# Start of Extracted entries

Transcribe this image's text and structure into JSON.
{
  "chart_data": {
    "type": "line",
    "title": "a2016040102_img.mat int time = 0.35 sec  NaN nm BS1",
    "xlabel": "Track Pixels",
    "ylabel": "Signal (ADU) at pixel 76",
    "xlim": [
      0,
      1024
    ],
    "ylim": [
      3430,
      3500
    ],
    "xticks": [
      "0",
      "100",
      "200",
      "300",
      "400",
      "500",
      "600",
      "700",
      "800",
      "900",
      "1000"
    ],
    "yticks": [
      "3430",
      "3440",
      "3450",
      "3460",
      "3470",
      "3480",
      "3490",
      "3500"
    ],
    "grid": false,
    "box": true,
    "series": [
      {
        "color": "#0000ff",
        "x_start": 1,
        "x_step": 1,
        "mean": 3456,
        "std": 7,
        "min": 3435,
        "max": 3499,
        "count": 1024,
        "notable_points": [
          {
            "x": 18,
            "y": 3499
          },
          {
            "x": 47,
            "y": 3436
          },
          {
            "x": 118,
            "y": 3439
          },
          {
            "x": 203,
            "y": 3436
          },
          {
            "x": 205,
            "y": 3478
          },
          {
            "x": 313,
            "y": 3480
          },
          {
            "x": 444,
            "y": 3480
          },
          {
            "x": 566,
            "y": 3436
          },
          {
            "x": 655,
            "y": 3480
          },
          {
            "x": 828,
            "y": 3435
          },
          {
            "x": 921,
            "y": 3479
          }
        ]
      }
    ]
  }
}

# End of Extracted entries

Short exercise ▸
Write out all the data again, exactly as it appears.

Answer for this exercise ▸
Transcribe this image's text and structure into JSON.
{
  "chart_data": {
    "type": "line",
    "title": "a2016040102_img.mat int time = 0.35 sec  NaN nm BS1",
    "xlabel": "Track Pixels",
    "ylabel": "Signal (ADU) at pixel 76",
    "xlim": [
      0,
      1024
    ],
    "ylim": [
      3430,
      3500
    ],
    "xticks": [
      "0",
      "100",
      "200",
      "300",
      "400",
      "500",
      "600",
      "700",
      "800",
      "900",
      "1000"
    ],
    "yticks": [
      "3430",
      "3440",
      "3450",
      "3460",
      "3470",
      "3480",
      "3490",
      "3500"
    ],
    "grid": false,
    "box": true,
    "series": [
      {
        "color": "#0000ff",
        "x_start": 1,
        "x_step": 1,
        "mean": 3456,
        "std": 7,
        "min": 3435,
        "max": 3499,
        "count": 1024,
        "notable_points": [
          {
            "x": 18,
            "y": 3499
          },
          {
            "x": 47,
            "y": 3436
          },
          {
            "x": 118,
            "y": 3439
          },
          {
            "x": 203,
            "y": 3436
          },
          {
            "x": 205,
            "y": 3478
          },
          {
            "x": 313,
            "y": 3480
          },
          {
            "x": 444,
            "y": 3480
          },
          {
            "x": 566,
            "y": 3436
          },
          {
            "x": 655,
            "y": 3480
          },
          {
            "x": 828,
            "y": 3435
          },
          {
            "x": 921,
            "y": 3479
          }
        ]
      }
    ]
  }
}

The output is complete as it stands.